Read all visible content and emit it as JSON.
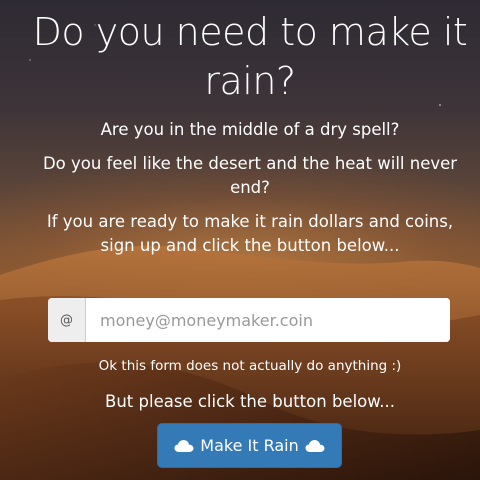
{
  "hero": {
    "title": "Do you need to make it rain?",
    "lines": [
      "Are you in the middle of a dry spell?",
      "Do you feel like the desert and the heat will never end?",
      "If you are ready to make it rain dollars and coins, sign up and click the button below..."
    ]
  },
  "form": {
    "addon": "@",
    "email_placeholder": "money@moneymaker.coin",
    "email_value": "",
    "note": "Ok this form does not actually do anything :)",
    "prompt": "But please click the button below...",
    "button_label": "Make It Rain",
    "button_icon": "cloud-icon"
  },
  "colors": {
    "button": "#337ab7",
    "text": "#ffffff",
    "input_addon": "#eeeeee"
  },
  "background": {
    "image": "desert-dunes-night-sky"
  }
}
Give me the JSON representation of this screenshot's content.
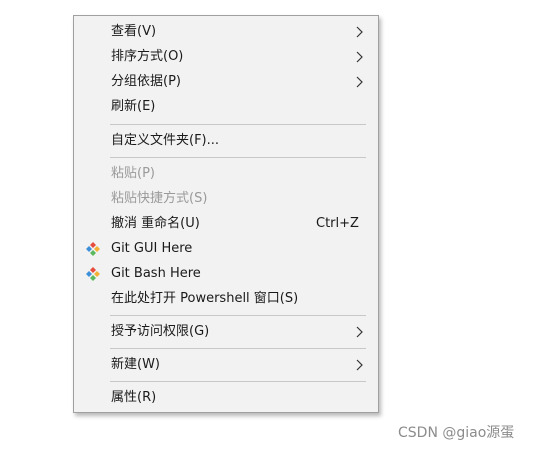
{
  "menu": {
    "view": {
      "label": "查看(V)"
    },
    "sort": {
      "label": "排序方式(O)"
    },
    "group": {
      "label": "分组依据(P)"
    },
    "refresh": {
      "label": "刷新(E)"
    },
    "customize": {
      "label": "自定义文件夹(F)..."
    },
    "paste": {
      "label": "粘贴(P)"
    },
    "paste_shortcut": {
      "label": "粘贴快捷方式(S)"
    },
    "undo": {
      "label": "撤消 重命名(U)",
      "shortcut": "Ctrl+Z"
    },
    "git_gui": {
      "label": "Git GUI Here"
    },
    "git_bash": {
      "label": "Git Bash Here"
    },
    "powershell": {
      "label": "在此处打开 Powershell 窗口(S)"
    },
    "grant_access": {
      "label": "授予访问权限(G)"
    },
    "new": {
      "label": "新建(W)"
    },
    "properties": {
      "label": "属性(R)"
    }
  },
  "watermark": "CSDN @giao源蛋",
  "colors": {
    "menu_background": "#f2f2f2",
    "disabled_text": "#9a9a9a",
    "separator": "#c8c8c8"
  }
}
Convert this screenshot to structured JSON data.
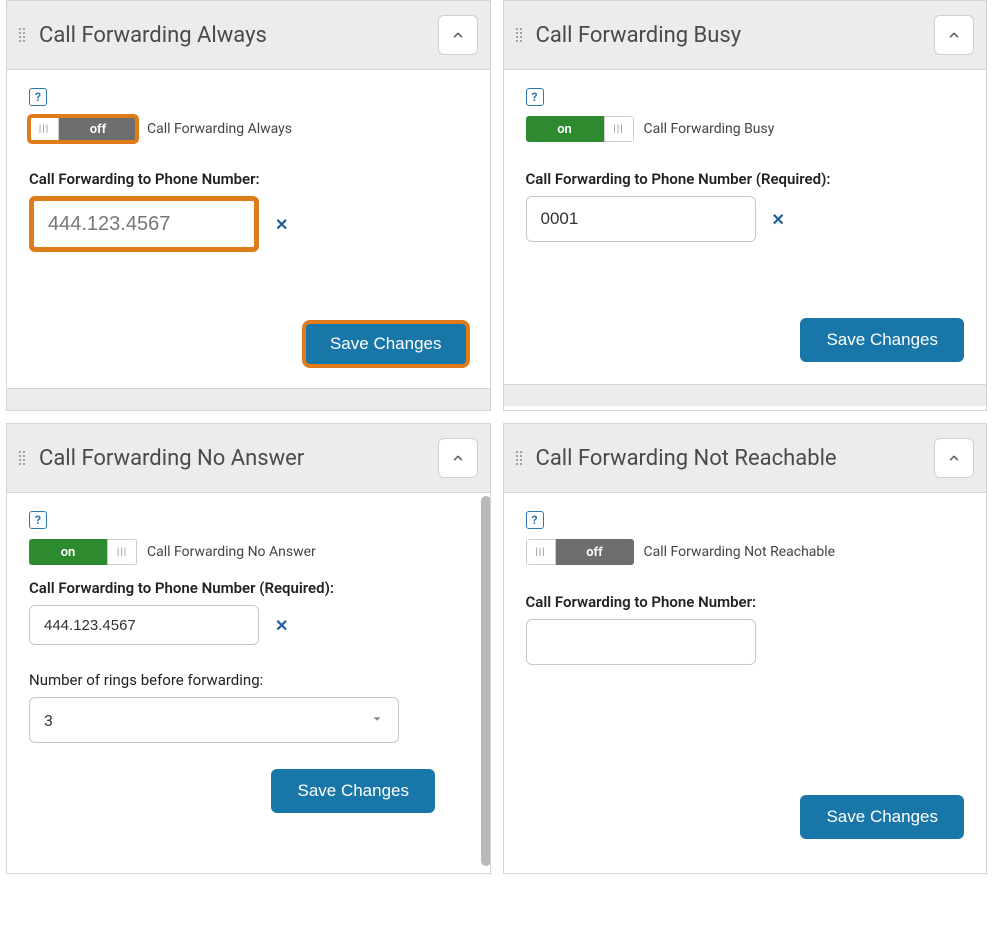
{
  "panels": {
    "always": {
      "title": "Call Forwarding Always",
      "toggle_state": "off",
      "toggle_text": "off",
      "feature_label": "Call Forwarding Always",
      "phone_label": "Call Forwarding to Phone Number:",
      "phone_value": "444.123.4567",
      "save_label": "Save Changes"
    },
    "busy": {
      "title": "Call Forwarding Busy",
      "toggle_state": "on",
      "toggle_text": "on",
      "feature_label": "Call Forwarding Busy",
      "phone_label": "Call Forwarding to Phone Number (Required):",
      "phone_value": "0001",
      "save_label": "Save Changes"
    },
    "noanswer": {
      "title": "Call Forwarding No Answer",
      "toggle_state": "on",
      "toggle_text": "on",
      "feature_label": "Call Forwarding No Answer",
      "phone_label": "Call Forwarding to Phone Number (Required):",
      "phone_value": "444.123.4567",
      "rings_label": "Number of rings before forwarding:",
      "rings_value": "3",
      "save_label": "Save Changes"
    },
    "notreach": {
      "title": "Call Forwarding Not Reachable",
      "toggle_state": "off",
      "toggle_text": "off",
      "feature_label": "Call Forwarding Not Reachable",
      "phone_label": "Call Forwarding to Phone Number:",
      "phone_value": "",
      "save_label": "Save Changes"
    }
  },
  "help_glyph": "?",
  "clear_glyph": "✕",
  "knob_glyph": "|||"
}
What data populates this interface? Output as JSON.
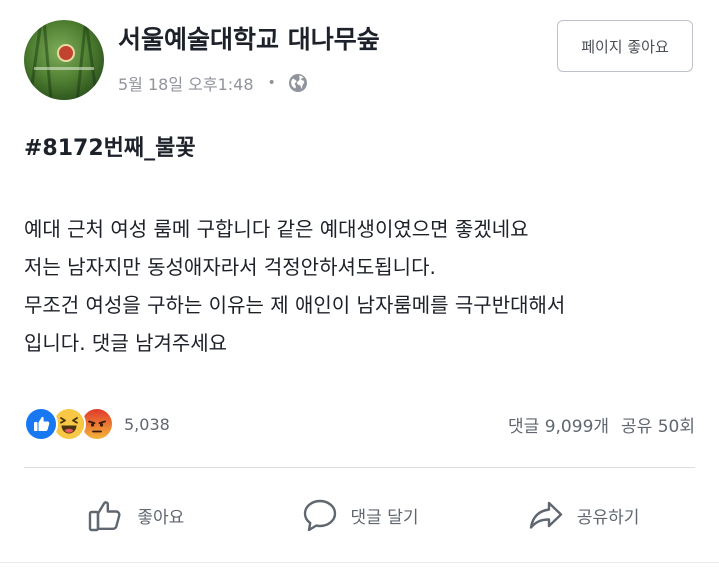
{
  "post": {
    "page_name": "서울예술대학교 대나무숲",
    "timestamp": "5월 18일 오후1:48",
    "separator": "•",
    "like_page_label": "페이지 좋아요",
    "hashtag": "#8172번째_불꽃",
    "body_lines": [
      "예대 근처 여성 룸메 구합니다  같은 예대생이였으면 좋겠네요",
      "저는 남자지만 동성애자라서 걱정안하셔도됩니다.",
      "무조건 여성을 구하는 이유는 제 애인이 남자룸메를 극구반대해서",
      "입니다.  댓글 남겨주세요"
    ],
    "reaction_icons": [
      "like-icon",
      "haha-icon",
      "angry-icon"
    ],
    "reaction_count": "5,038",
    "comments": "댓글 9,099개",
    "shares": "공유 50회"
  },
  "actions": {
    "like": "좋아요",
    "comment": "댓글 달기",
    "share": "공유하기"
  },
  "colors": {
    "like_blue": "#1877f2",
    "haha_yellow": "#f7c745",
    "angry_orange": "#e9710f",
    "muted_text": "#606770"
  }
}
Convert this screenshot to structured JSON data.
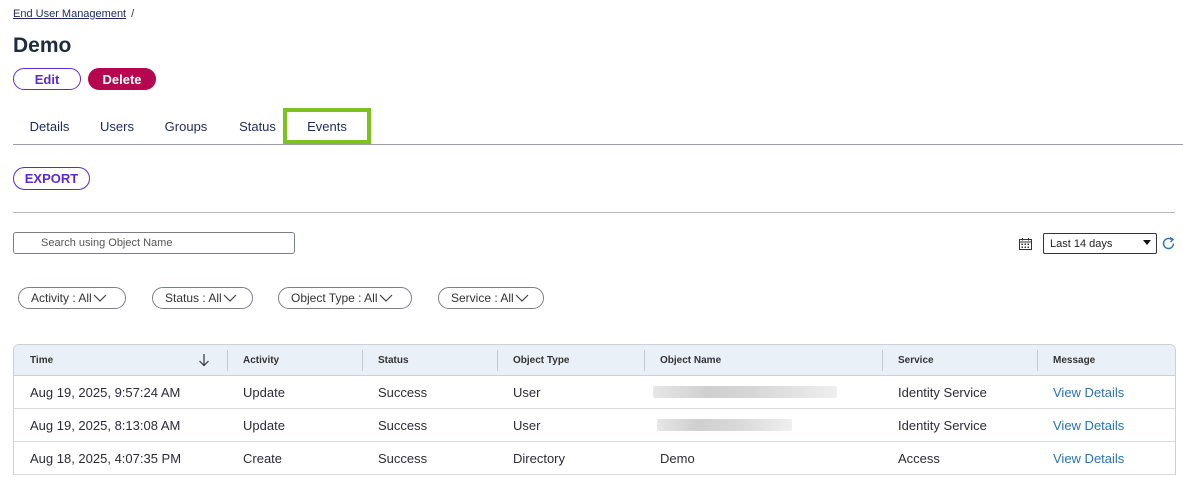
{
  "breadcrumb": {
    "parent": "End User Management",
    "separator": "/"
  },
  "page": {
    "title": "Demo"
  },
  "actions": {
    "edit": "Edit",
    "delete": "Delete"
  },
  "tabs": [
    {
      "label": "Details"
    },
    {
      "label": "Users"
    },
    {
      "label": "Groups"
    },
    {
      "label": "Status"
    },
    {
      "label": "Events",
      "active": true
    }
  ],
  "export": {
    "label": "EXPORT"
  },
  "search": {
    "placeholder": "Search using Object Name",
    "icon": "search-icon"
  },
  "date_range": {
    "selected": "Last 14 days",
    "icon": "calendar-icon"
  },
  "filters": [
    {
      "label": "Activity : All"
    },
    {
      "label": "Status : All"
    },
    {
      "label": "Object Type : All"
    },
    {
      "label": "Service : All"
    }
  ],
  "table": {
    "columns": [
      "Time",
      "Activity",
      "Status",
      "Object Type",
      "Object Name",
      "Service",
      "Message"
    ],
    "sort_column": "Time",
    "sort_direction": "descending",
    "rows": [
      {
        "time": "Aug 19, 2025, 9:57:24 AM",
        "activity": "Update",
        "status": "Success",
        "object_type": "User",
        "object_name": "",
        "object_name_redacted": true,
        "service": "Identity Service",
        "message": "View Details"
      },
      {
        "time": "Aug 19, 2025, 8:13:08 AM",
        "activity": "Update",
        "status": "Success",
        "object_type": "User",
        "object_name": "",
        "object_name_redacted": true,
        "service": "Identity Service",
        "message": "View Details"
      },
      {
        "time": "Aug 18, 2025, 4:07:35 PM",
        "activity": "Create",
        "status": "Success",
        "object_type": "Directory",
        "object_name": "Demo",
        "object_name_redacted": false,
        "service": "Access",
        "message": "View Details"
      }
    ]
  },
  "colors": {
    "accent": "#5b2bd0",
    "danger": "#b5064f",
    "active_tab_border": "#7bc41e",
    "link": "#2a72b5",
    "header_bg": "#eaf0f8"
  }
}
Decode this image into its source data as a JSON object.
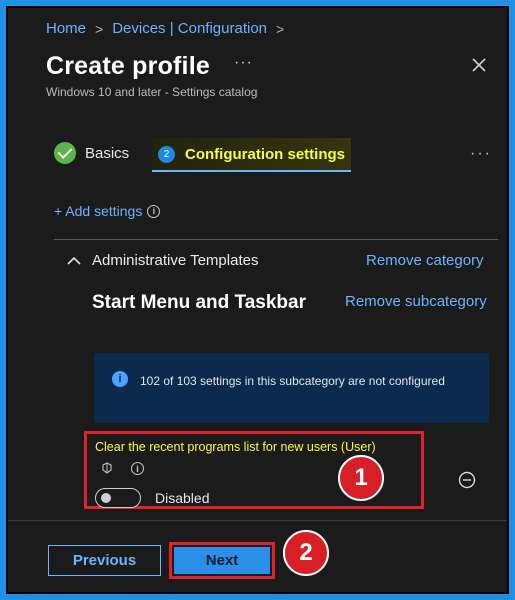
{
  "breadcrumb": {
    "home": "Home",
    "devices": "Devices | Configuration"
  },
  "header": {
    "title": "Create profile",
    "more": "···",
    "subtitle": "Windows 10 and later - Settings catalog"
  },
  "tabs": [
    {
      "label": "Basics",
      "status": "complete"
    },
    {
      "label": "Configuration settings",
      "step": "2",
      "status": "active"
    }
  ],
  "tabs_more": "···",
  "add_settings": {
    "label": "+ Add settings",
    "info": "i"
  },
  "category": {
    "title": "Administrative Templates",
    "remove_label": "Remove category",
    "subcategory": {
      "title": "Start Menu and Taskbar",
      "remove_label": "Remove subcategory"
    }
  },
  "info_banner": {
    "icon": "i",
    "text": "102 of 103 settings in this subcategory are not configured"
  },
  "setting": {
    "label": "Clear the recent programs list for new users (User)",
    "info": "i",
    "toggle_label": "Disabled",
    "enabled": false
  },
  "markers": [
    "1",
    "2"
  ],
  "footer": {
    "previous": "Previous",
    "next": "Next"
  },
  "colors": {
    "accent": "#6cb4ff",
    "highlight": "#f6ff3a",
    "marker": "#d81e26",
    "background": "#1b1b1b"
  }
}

..........

▶ _YOUR GOAL_:
Without the pictures, return all the records precisely as they stand.

▶ _OUTPUT FOR THIS TASK_:
Read all visible content and emit it as JSON.
{
  "hero": {
    "title": "Do you need to make it rain?",
    "lines": [
      "Are you in the middle of a dry spell?",
      "Do you feel like the desert and the heat will never end?",
      "If you are ready to make it rain dollars and coins, sign up and click the button below..."
    ]
  },
  "form": {
    "addon": "@",
    "email_placeholder": "money@moneymaker.coin",
    "email_value": "",
    "note": "Ok this form does not actually do anything :)",
    "prompt": "But please click the button below...",
    "button_label": "Make It Rain",
    "button_icon": "cloud-icon"
  },
  "colors": {
    "button": "#337ab7",
    "text": "#ffffff",
    "input_addon": "#eeeeee"
  },
  "background": {
    "image": "desert-dunes-night-sky"
  }
}
Give me the JSON representation of this screenshot's content.
{
  "menu": {
    "view": {
      "label": "查看(V)"
    },
    "sort": {
      "label": "排序方式(O)"
    },
    "group": {
      "label": "分组依据(P)"
    },
    "refresh": {
      "label": "刷新(E)"
    },
    "customize": {
      "label": "自定义文件夹(F)..."
    },
    "paste": {
      "label": "粘贴(P)"
    },
    "paste_shortcut": {
      "label": "粘贴快捷方式(S)"
    },
    "undo": {
      "label": "撤消 重命名(U)",
      "shortcut": "Ctrl+Z"
    },
    "git_gui": {
      "label": "Git GUI Here"
    },
    "git_bash": {
      "label": "Git Bash Here"
    },
    "powershell": {
      "label": "在此处打开 Powershell 窗口(S)"
    },
    "grant_access": {
      "label": "授予访问权限(G)"
    },
    "new": {
      "label": "新建(W)"
    },
    "properties": {
      "label": "属性(R)"
    }
  },
  "watermark": "CSDN @giao源蛋",
  "colors": {
    "menu_background": "#f2f2f2",
    "disabled_text": "#9a9a9a",
    "separator": "#c8c8c8"
  }
}
Convert this screenshot to structured JSON data.
{
  "panels": {
    "always": {
      "title": "Call Forwarding Always",
      "toggle_state": "off",
      "toggle_text": "off",
      "feature_label": "Call Forwarding Always",
      "phone_label": "Call Forwarding to Phone Number:",
      "phone_value": "444.123.4567",
      "save_label": "Save Changes"
    },
    "busy": {
      "title": "Call Forwarding Busy",
      "toggle_state": "on",
      "toggle_text": "on",
      "feature_label": "Call Forwarding Busy",
      "phone_label": "Call Forwarding to Phone Number (Required):",
      "phone_value": "0001",
      "save_label": "Save Changes"
    },
    "noanswer": {
      "title": "Call Forwarding No Answer",
      "toggle_state": "on",
      "toggle_text": "on",
      "feature_label": "Call Forwarding No Answer",
      "phone_label": "Call Forwarding to Phone Number (Required):",
      "phone_value": "444.123.4567",
      "rings_label": "Number of rings before forwarding:",
      "rings_value": "3",
      "save_label": "Save Changes"
    },
    "notreach": {
      "title": "Call Forwarding Not Reachable",
      "toggle_state": "off",
      "toggle_text": "off",
      "feature_label": "Call Forwarding Not Reachable",
      "phone_label": "Call Forwarding to Phone Number:",
      "phone_value": "",
      "save_label": "Save Changes"
    }
  },
  "help_glyph": "?",
  "clear_glyph": "✕",
  "knob_glyph": "|||"
}
What data populates this interface? Output as JSON.
{
  "post": {
    "page_name": "서울예술대학교 대나무숲",
    "timestamp": "5월 18일 오후1:48",
    "separator": "•",
    "like_page_label": "페이지 좋아요",
    "hashtag": "#8172번째_불꽃",
    "body_lines": [
      "예대 근처 여성 룸메 구합니다  같은 예대생이였으면 좋겠네요",
      "저는 남자지만 동성애자라서 걱정안하셔도됩니다.",
      "무조건 여성을 구하는 이유는 제 애인이 남자룸메를 극구반대해서",
      "입니다.  댓글 남겨주세요"
    ],
    "reaction_icons": [
      "like-icon",
      "haha-icon",
      "angry-icon"
    ],
    "reaction_count": "5,038",
    "comments": "댓글 9,099개",
    "shares": "공유 50회"
  },
  "actions": {
    "like": "좋아요",
    "comment": "댓글 달기",
    "share": "공유하기"
  },
  "colors": {
    "like_blue": "#1877f2",
    "haha_yellow": "#f7c745",
    "angry_orange": "#e9710f",
    "muted_text": "#606770"
  }
}
Convert this screenshot to structured JSON data.
{
  "breadcrumb": {
    "parent": "End User Management",
    "separator": "/"
  },
  "page": {
    "title": "Demo"
  },
  "actions": {
    "edit": "Edit",
    "delete": "Delete"
  },
  "tabs": [
    {
      "label": "Details"
    },
    {
      "label": "Users"
    },
    {
      "label": "Groups"
    },
    {
      "label": "Status"
    },
    {
      "label": "Events",
      "active": true
    }
  ],
  "export": {
    "label": "EXPORT"
  },
  "search": {
    "placeholder": "Search using Object Name",
    "icon": "search-icon"
  },
  "date_range": {
    "selected": "Last 14 days",
    "icon": "calendar-icon"
  },
  "filters": [
    {
      "label": "Activity : All"
    },
    {
      "label": "Status : All"
    },
    {
      "label": "Object Type : All"
    },
    {
      "label": "Service : All"
    }
  ],
  "table": {
    "columns": [
      "Time",
      "Activity",
      "Status",
      "Object Type",
      "Object Name",
      "Service",
      "Message"
    ],
    "sort_column": "Time",
    "sort_direction": "descending",
    "rows": [
      {
        "time": "Aug 19, 2025, 9:57:24 AM",
        "activity": "Update",
        "status": "Success",
        "object_type": "User",
        "object_name": "",
        "object_name_redacted": true,
        "service": "Identity Service",
        "message": "View Details"
      },
      {
        "time": "Aug 19, 2025, 8:13:08 AM",
        "activity": "Update",
        "status": "Success",
        "object_type": "User",
        "object_name": "",
        "object_name_redacted": true,
        "service": "Identity Service",
        "message": "View Details"
      },
      {
        "time": "Aug 18, 2025, 4:07:35 PM",
        "activity": "Create",
        "status": "Success",
        "object_type": "Directory",
        "object_name": "Demo",
        "object_name_redacted": false,
        "service": "Access",
        "message": "View Details"
      }
    ]
  },
  "colors": {
    "accent": "#5b2bd0",
    "danger": "#b5064f",
    "active_tab_border": "#7bc41e",
    "link": "#2a72b5",
    "header_bg": "#eaf0f8"
  }
}
Decode this image into its source data as a JSON object.
{
  "breadcrumb": {
    "home": "Home",
    "devices": "Devices | Configuration"
  },
  "header": {
    "title": "Create profile",
    "more": "···",
    "subtitle": "Windows 10 and later - Settings catalog"
  },
  "tabs": [
    {
      "label": "Basics",
      "status": "complete"
    },
    {
      "label": "Configuration settings",
      "step": "2",
      "status": "active"
    }
  ],
  "tabs_more": "···",
  "add_settings": {
    "label": "+ Add settings",
    "info": "i"
  },
  "category": {
    "title": "Administrative Templates",
    "remove_label": "Remove category",
    "subcategory": {
      "title": "Start Menu and Taskbar",
      "remove_label": "Remove subcategory"
    }
  },
  "info_banner": {
    "icon": "i",
    "text": "102 of 103 settings in this subcategory are not configured"
  },
  "setting": {
    "label": "Clear the recent programs list for new users (User)",
    "info": "i",
    "toggle_label": "Disabled",
    "enabled": false
  },
  "markers": [
    "1",
    "2"
  ],
  "footer": {
    "previous": "Previous",
    "next": "Next"
  },
  "colors": {
    "accent": "#6cb4ff",
    "highlight": "#f6ff3a",
    "marker": "#d81e26",
    "background": "#1b1b1b"
  }
}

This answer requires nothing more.